Your goal
From the entries below, gather every line containing the string "staff".

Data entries

- Opening Delimiter -

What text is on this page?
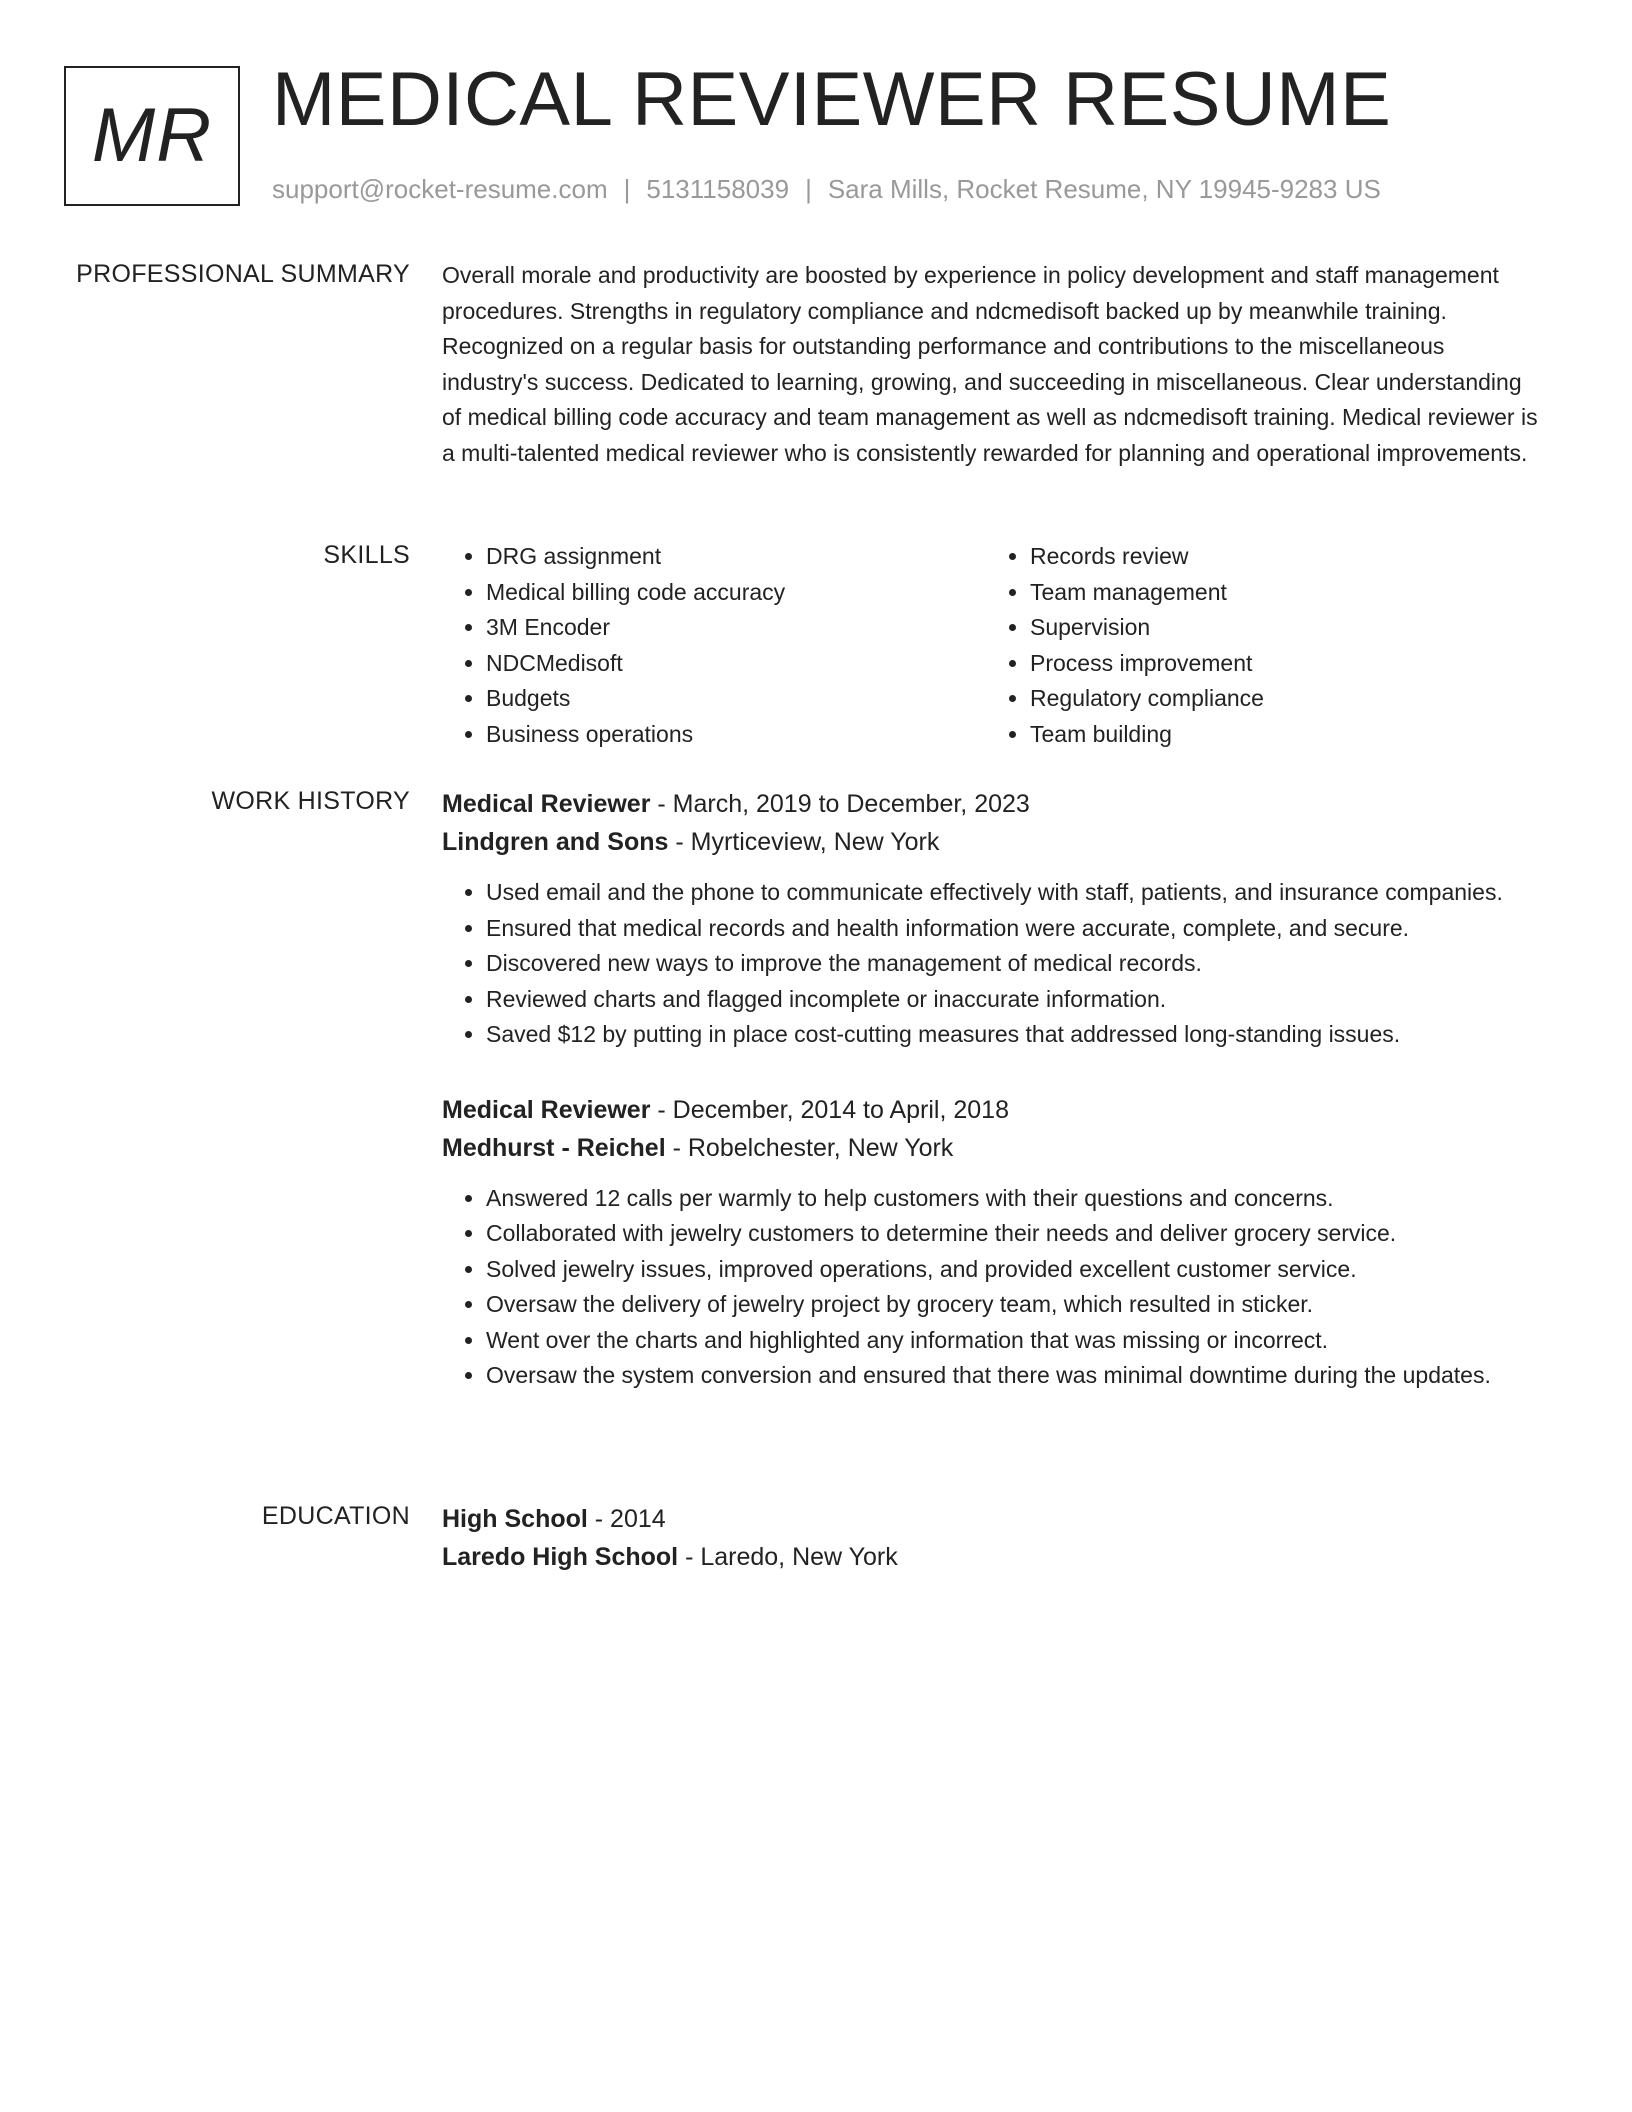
MR MEDICAL REVIEWER RESUME
support@rocket-resume.com | 5131158039 | Sara Mills, Rocket Resume, NY 19945-9283 US
PROFESSIONAL SUMMARY Overall morale and productivity are boosted by experience in policy development and staff management procedures. Strengths in regulatory compliance and ndcmedisoft backed up by meanwhile training. Recognized on a regular basis for outstanding performance and contributions to the miscellaneous industry's success. Dedicated to learning, growing, and succeeding in miscellaneous. Clear understanding of medical billing code accuracy and team management as well as ndcmedisoft training. Medical reviewer is a multi-talented medical reviewer who is consistently rewarded for planning and operational improvements.

SKILLS
•	DRG assignment
• Medical billing code accuracy
• 3M Encoder
• NDCMedisoft
• Budgets
• Business operations
• Records review
• Team management
• Supervision
• Process improvement
• Regulatory compliance
• Team building
WORK HISTORY Medical Reviewer - March, 2019 to December, 2023
Lindgren and Sons - Myrticeview, New York
• Used email and the phone to communicate effectively with staff, patients, and insurance companies.
• Ensured that medical records and health information were accurate, complete, and secure.
• Discovered new ways to improve the management of medical records.
• Reviewed charts and flagged incomplete or inaccurate information.
• Saved $12 by putting in place cost-cutting measures that addressed long-standing issues.
Medical Reviewer - December, 2014 to April, 2018
Medhurst - Reichel - Robelchester, New York
• Answered 12 calls per warmly to help customers with their questions and concerns.
• Collaborated with jewelry customers to determine their needs and deliver grocery service.
• Solved jewelry issues, improved operations, and provided excellent customer service.
• Oversaw the delivery of jewelry project by grocery team, which resulted in sticker.
• Went over the charts and highlighted any information that was missing or incorrect.
• Oversaw the system conversion and ensured that there was minimal downtime during the updates.
EDUCATION High School - 2014
Laredo High School - Laredo, New York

- Closing Delimiter -

Completed exercise
PROFESSIONAL SUMMARY Overall morale and productivity are boosted by experience in policy development and staff management procedures. Strengths in regulatory compliance and ndcmedisoft backed up by meanwhile training. Recognized on a regular basis for outstanding performance and contributions to the miscellaneous industry's success. Dedicated to learning, growing, and succeeding in miscellaneous. Clear understanding of medical billing code accuracy and team management as well as ndcmedisoft training. Medical reviewer is a multi-talented medical reviewer who is consistently rewarded for planning and operational improvements.
• Used email and the phone to communicate effectively with staff, patients, and insurance companies.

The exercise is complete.